#### [Your goal]
Copy out each line featuring the string "color" from the entries beneath.

=-=-=-=-=

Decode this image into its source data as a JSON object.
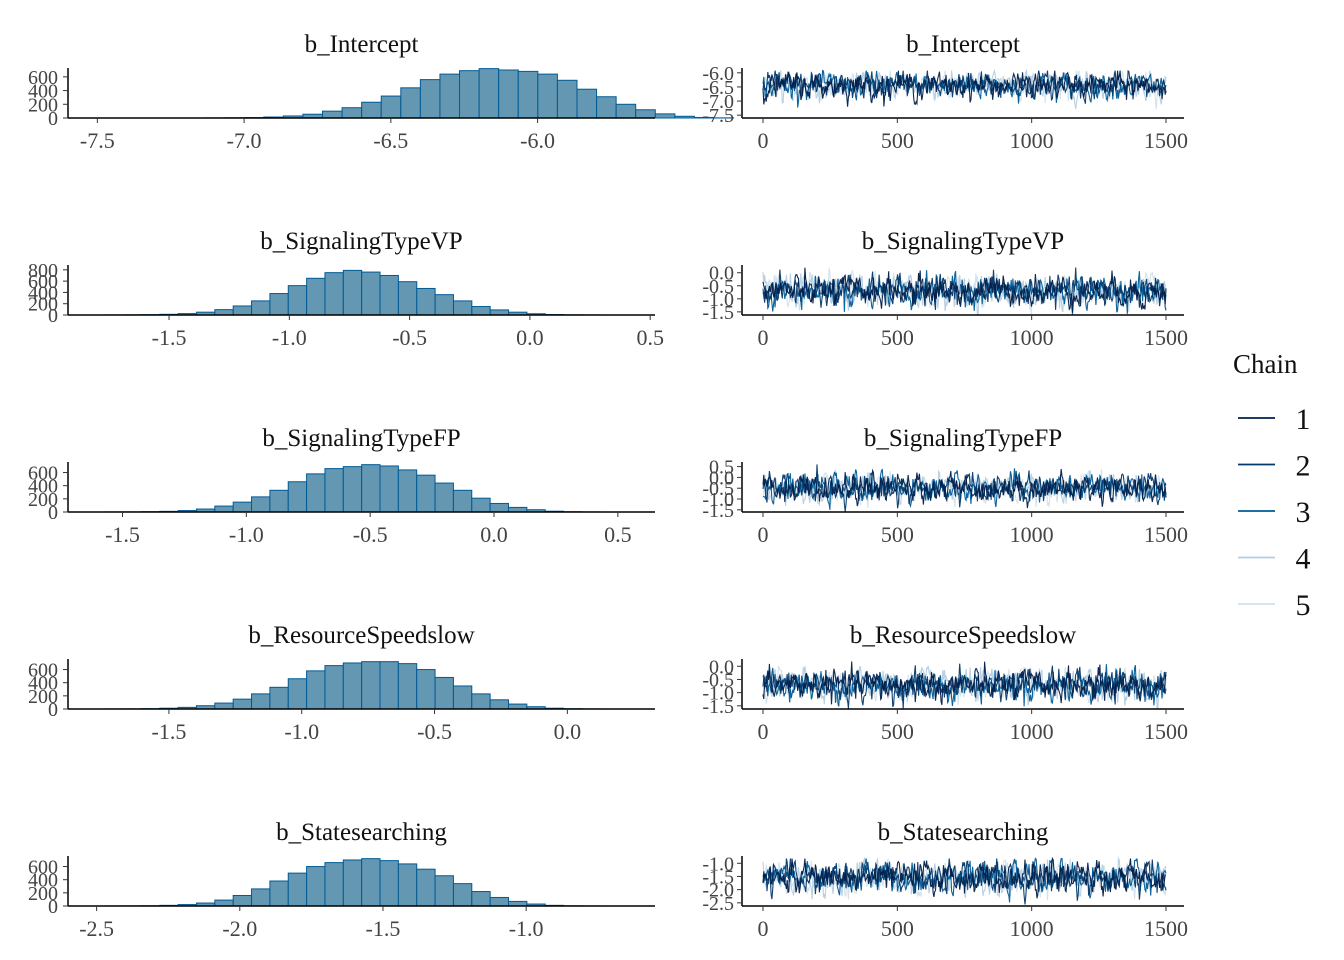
{
  "legend": {
    "title": "Chain",
    "items": [
      {
        "label": "1",
        "color": "#011f4b"
      },
      {
        "label": "2",
        "color": "#03396c"
      },
      {
        "label": "3",
        "color": "#005b96"
      },
      {
        "label": "4",
        "color": "#b3cde0"
      },
      {
        "label": "5",
        "color": "#d1e1ec"
      }
    ]
  },
  "chart_data": [
    {
      "type": "bar",
      "title": "b_Intercept",
      "xlim": [
        -7.6,
        -5.6
      ],
      "xticks": [
        -7.5,
        -7.0,
        -6.5,
        -6.0
      ],
      "xtick_labels": [
        "-7.5",
        "-7.0",
        "-6.5",
        "-6.0"
      ],
      "ylim": [
        0,
        700
      ],
      "yticks": [
        0,
        200,
        400,
        600
      ],
      "ytick_labels": [
        "0",
        "200",
        "400",
        "600"
      ],
      "bin_start": -7.6,
      "bin_width": 0.0667,
      "values": [
        0,
        0,
        0,
        0,
        0,
        0,
        0,
        1,
        3,
        6,
        14,
        30,
        55,
        100,
        150,
        230,
        320,
        440,
        560,
        640,
        690,
        720,
        700,
        680,
        640,
        550,
        420,
        310,
        200,
        120,
        60,
        25,
        8,
        2,
        0,
        0,
        0,
        0,
        0,
        0
      ],
      "fill": "#6497b1",
      "stroke": "#005b96"
    },
    {
      "type": "line",
      "title": "b_Intercept",
      "xlim": [
        0,
        1500
      ],
      "xticks": [
        0,
        500,
        1000,
        1500
      ],
      "xtick_labels": [
        "0",
        "500",
        "1000",
        "1500"
      ],
      "yticks": [
        -6.0,
        -6.5,
        -7.0,
        -7.5
      ],
      "ytick_labels": [
        "-6.0",
        "-6.5",
        "-7.0",
        "-7.5"
      ],
      "ylim": [
        -7.6,
        -5.9
      ],
      "band_center": -6.45,
      "band_spread": 0.22,
      "iterations": 1500
    },
    {
      "type": "bar",
      "title": "b_SignalingTypeVP",
      "xlim": [
        -1.92,
        0.52
      ],
      "xticks": [
        -1.5,
        -1.0,
        -0.5,
        0.0,
        0.5
      ],
      "xtick_labels": [
        "-1.5",
        "-1.0",
        "-0.5",
        "0.0",
        "0.5"
      ],
      "ylim": [
        0,
        850
      ],
      "yticks": [
        0,
        200,
        400,
        600,
        800
      ],
      "ytick_labels": [
        "0",
        "200",
        "400",
        "600",
        "800"
      ],
      "bin_start": -1.92,
      "bin_width": 0.0763,
      "values": [
        0,
        0,
        1,
        3,
        6,
        12,
        25,
        50,
        95,
        160,
        250,
        380,
        520,
        650,
        750,
        790,
        760,
        700,
        590,
        470,
        360,
        250,
        150,
        90,
        50,
        22,
        8,
        3,
        1,
        0,
        0,
        0
      ],
      "fill": "#6497b1",
      "stroke": "#005b96"
    },
    {
      "type": "line",
      "title": "b_SignalingTypeVP",
      "xlim": [
        0,
        1500
      ],
      "xticks": [
        0,
        500,
        1000,
        1500
      ],
      "xtick_labels": [
        "0",
        "500",
        "1000",
        "1500"
      ],
      "yticks": [
        0.0,
        -0.5,
        -1.0,
        -1.5
      ],
      "ytick_labels": [
        "0.0",
        "-0.5",
        "-1.0",
        "-1.5"
      ],
      "ylim": [
        -1.62,
        0.22
      ],
      "band_center": -0.7,
      "band_spread": 0.28,
      "iterations": 1500
    },
    {
      "type": "bar",
      "title": "b_SignalingTypeFP",
      "xlim": [
        -1.72,
        0.65
      ],
      "xticks": [
        -1.5,
        -1.0,
        -0.5,
        0.0,
        0.5
      ],
      "xtick_labels": [
        "-1.5",
        "-1.0",
        "-0.5",
        "0.0",
        "0.5"
      ],
      "ylim": [
        0,
        730
      ],
      "yticks": [
        0,
        200,
        400,
        600
      ],
      "ytick_labels": [
        "0",
        "200",
        "400",
        "600"
      ],
      "bin_start": -1.72,
      "bin_width": 0.0741,
      "values": [
        0,
        0,
        1,
        2,
        5,
        10,
        22,
        45,
        90,
        150,
        230,
        330,
        460,
        580,
        660,
        690,
        720,
        700,
        640,
        560,
        440,
        330,
        210,
        130,
        70,
        35,
        12,
        4,
        1,
        0,
        0,
        0
      ],
      "fill": "#6497b1",
      "stroke": "#005b96"
    },
    {
      "type": "line",
      "title": "b_SignalingTypeFP",
      "xlim": [
        0,
        1500
      ],
      "xticks": [
        0,
        500,
        1000,
        1500
      ],
      "xtick_labels": [
        "0",
        "500",
        "1000",
        "1500"
      ],
      "yticks": [
        0.5,
        0.0,
        -0.5,
        -1.0,
        -1.5
      ],
      "ytick_labels": [
        "0.5",
        "0.0",
        "-0.5",
        "-1.0",
        "-1.5"
      ],
      "ylim": [
        -1.6,
        0.62
      ],
      "band_center": -0.5,
      "band_spread": 0.3,
      "iterations": 1500
    },
    {
      "type": "bar",
      "title": "b_ResourceSpeedslow",
      "xlim": [
        -1.88,
        0.33
      ],
      "xticks": [
        -1.5,
        -1.0,
        -0.5,
        0.0
      ],
      "xtick_labels": [
        "-1.5",
        "-1.0",
        "-0.5",
        "0.0"
      ],
      "ylim": [
        0,
        730
      ],
      "yticks": [
        0,
        200,
        400,
        600
      ],
      "ytick_labels": [
        "0",
        "200",
        "400",
        "600"
      ],
      "bin_start": -1.88,
      "bin_width": 0.0691,
      "values": [
        0,
        0,
        1,
        2,
        5,
        12,
        25,
        50,
        90,
        150,
        230,
        330,
        460,
        580,
        660,
        700,
        720,
        720,
        690,
        600,
        480,
        350,
        230,
        140,
        75,
        35,
        12,
        4,
        1,
        0,
        0,
        0
      ],
      "fill": "#6497b1",
      "stroke": "#005b96"
    },
    {
      "type": "line",
      "title": "b_ResourceSpeedslow",
      "xlim": [
        0,
        1500
      ],
      "xticks": [
        0,
        500,
        1000,
        1500
      ],
      "xtick_labels": [
        "0",
        "500",
        "1000",
        "1500"
      ],
      "yticks": [
        0.0,
        -0.5,
        -1.0,
        -1.5
      ],
      "ytick_labels": [
        "0.0",
        "-0.5",
        "-1.0",
        "-1.5"
      ],
      "ylim": [
        -1.62,
        0.2
      ],
      "band_center": -0.72,
      "band_spread": 0.28,
      "iterations": 1500
    },
    {
      "type": "bar",
      "title": "b_Statesearching",
      "xlim": [
        -2.6,
        -0.55
      ],
      "xticks": [
        -2.5,
        -2.0,
        -1.5,
        -1.0
      ],
      "xtick_labels": [
        "-2.5",
        "-2.0",
        "-1.5",
        "-1.0"
      ],
      "ylim": [
        0,
        730
      ],
      "yticks": [
        0,
        200,
        400,
        600
      ],
      "ytick_labels": [
        "0",
        "200",
        "400",
        "600"
      ],
      "bin_start": -2.6,
      "bin_width": 0.0641,
      "values": [
        0,
        0,
        1,
        2,
        4,
        10,
        22,
        45,
        90,
        160,
        260,
        380,
        500,
        600,
        660,
        700,
        720,
        690,
        640,
        560,
        460,
        340,
        220,
        130,
        70,
        30,
        10,
        3,
        1,
        0,
        0,
        0
      ],
      "fill": "#6497b1",
      "stroke": "#005b96"
    },
    {
      "type": "line",
      "title": "b_Statesearching",
      "xlim": [
        0,
        1500
      ],
      "xticks": [
        0,
        500,
        1000,
        1500
      ],
      "xtick_labels": [
        "0",
        "500",
        "1000",
        "1500"
      ],
      "yticks": [
        -1.0,
        -1.5,
        -2.0,
        -2.5
      ],
      "ytick_labels": [
        "-1.0",
        "-1.5",
        "-2.0",
        "-2.5"
      ],
      "ylim": [
        -2.62,
        -0.8
      ],
      "band_center": -1.55,
      "band_spread": 0.28,
      "iterations": 1500
    }
  ]
}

=-=-=-=-=

#### [Task solution]
        "color": "#011f4b"
        "color": "#03396c"
        "color": "#005b96"
        "color": "#b3cde0"
        "color": "#d1e1ec"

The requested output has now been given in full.